■ Task to carry out
Find every line containing the word "travail" in the records below; report only how many there are.

== Records

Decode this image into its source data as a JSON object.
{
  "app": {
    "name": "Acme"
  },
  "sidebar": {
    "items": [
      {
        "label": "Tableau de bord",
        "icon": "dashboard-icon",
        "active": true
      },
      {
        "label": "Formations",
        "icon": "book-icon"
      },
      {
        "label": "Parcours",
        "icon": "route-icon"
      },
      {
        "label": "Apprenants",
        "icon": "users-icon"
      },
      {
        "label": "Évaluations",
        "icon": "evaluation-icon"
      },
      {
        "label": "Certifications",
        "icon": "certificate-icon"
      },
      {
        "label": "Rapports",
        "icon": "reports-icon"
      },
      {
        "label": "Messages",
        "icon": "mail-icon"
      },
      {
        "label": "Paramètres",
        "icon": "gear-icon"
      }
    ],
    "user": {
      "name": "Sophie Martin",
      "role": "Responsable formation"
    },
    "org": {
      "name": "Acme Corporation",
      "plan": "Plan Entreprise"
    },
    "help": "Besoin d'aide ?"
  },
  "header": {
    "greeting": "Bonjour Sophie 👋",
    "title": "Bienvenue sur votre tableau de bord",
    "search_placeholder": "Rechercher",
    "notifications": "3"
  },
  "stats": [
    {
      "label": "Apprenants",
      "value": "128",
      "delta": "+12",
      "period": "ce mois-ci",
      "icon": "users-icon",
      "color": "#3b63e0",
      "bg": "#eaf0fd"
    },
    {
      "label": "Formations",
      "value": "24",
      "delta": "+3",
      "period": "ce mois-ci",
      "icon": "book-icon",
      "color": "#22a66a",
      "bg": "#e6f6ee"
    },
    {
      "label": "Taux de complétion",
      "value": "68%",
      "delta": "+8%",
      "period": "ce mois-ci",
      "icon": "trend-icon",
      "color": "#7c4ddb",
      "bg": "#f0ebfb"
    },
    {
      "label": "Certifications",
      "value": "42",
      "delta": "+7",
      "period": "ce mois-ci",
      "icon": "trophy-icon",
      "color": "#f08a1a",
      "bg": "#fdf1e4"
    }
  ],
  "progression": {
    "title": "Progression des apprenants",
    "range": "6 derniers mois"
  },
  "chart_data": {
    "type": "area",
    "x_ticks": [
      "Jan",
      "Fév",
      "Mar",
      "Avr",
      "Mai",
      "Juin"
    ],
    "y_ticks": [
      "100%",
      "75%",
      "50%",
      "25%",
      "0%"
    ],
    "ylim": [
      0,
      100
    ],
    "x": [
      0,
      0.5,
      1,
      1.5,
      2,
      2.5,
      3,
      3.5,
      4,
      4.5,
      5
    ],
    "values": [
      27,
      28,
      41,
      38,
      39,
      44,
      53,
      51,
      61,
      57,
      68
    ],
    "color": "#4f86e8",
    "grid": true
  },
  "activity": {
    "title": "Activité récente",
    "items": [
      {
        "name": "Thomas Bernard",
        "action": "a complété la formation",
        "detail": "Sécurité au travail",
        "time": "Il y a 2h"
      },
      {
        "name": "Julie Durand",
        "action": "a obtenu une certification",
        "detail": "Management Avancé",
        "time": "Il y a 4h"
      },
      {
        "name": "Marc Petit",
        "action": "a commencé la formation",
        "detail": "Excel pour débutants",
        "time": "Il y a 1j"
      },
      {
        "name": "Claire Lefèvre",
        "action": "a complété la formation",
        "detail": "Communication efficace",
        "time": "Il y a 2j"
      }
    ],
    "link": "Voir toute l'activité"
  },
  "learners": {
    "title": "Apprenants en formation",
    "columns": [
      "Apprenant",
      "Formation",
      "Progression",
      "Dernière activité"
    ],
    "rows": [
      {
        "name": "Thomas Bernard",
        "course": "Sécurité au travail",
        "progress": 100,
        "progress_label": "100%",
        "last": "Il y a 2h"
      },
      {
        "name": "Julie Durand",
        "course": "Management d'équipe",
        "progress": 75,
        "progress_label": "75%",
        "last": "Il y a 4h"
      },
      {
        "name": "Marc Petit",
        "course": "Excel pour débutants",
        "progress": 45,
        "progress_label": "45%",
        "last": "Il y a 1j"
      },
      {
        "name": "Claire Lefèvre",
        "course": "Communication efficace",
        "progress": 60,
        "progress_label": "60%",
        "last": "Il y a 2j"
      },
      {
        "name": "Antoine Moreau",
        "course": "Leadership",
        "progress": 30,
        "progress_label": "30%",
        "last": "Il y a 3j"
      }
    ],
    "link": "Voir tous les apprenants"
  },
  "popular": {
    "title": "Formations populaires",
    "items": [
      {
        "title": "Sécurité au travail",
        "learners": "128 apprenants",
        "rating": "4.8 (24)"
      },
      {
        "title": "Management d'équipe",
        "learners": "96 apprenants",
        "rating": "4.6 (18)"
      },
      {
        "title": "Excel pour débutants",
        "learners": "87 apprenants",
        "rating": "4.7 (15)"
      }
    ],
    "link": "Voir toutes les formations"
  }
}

====

■ Task output
3